Locate each line of the material that contains "optimal", then return it.

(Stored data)
* * * * * * * * *
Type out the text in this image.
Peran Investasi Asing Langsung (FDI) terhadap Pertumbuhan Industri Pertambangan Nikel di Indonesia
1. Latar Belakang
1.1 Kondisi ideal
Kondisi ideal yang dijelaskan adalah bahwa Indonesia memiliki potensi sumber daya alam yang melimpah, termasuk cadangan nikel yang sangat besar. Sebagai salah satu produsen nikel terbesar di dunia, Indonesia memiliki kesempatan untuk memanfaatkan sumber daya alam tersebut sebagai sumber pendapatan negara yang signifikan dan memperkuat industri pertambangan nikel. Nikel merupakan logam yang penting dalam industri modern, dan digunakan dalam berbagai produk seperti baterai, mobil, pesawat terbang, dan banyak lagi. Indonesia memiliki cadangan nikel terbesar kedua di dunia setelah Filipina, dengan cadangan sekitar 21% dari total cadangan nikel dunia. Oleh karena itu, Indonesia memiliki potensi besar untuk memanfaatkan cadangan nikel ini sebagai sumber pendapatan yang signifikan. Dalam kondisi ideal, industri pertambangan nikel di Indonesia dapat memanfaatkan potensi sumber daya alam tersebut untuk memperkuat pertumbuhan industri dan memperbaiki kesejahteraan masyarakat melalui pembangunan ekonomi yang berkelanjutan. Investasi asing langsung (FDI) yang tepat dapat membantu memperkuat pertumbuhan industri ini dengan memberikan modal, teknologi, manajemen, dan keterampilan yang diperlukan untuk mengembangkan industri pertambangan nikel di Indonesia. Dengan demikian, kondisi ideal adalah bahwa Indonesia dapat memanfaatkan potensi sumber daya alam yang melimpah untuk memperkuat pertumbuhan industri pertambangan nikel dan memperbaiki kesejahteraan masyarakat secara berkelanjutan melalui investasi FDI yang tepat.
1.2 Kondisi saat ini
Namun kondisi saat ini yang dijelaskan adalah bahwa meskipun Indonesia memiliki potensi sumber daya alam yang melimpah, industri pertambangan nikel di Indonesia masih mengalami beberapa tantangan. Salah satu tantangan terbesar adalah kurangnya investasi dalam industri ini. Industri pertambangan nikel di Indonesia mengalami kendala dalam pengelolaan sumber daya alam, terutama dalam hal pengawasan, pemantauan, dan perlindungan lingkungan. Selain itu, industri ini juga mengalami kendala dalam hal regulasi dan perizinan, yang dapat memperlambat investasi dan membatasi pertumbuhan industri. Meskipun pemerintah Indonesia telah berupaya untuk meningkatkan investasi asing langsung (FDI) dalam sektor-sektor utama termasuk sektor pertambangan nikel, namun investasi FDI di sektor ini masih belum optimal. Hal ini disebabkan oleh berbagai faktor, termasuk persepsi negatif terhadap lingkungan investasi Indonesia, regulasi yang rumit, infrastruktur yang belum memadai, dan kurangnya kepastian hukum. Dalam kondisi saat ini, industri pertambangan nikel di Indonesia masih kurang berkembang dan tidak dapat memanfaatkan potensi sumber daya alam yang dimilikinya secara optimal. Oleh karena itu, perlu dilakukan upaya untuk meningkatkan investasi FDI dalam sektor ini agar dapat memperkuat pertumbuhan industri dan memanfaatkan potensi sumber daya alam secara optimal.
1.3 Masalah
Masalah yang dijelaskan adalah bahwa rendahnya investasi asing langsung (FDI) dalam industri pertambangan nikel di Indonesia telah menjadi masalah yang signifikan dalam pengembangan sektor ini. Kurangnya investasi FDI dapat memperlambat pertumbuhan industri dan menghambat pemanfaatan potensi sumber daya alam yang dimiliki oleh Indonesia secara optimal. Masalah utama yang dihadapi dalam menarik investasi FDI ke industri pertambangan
* * * * * * * * *
▶ **Solution for this problem**
Namun kondisi saat ini yang dijelaskan adalah bahwa meskipun Indonesia memiliki potensi sumber daya alam yang melimpah, industri pertambangan nikel di Indonesia masih mengalami beberapa tantangan. Salah satu tantangan terbesar adalah kurangnya investasi dalam industri ini. Industri pertambangan nikel di Indonesia mengalami kendala dalam pengelolaan sumber daya alam, terutama dalam hal pengawasan, pemantauan, dan perlindungan lingkungan. Selain itu, industri ini juga mengalami kendala dalam hal regulasi dan perizinan, yang dapat memperlambat investasi dan membatasi pertumbuhan industri. Meskipun pemerintah Indonesia telah berupaya untuk meningkatkan investasi asing langsung (FDI) dalam sektor-sektor utama termasuk sektor pertambangan nikel, namun investasi FDI di sektor ini masih belum optimal. Hal ini disebabkan oleh berbagai faktor, termasuk persepsi negatif terhadap lingkungan investasi Indonesia, regulasi yang rumit, infrastruktur yang belum memadai, dan kurangnya kepastian hukum. Dalam kondisi saat ini, industri pertambangan nikel di Indonesia masih kurang berkembang dan tidak dapat memanfaatkan potensi sumber daya alam yang dimilikinya secara optimal. Oleh karena itu, perlu dilakukan upaya untuk meningkatkan investasi FDI dalam sektor ini agar dapat memperkuat pertumbuhan industri dan memanfaatkan potensi sumber daya alam secara optimal.
Masalah yang dijelaskan adalah bahwa rendahnya investasi asing langsung (FDI) dalam industri pertambangan nikel di Indonesia telah menjadi masalah yang signifikan dalam pengembangan sektor ini. Kurangnya investasi FDI dapat memperlambat pertumbuhan industri dan menghambat pemanfaatan potensi sumber daya alam yang dimiliki oleh Indonesia secara optimal. Masalah utama yang dihadapi dalam menarik investasi FDI ke industri pertambangan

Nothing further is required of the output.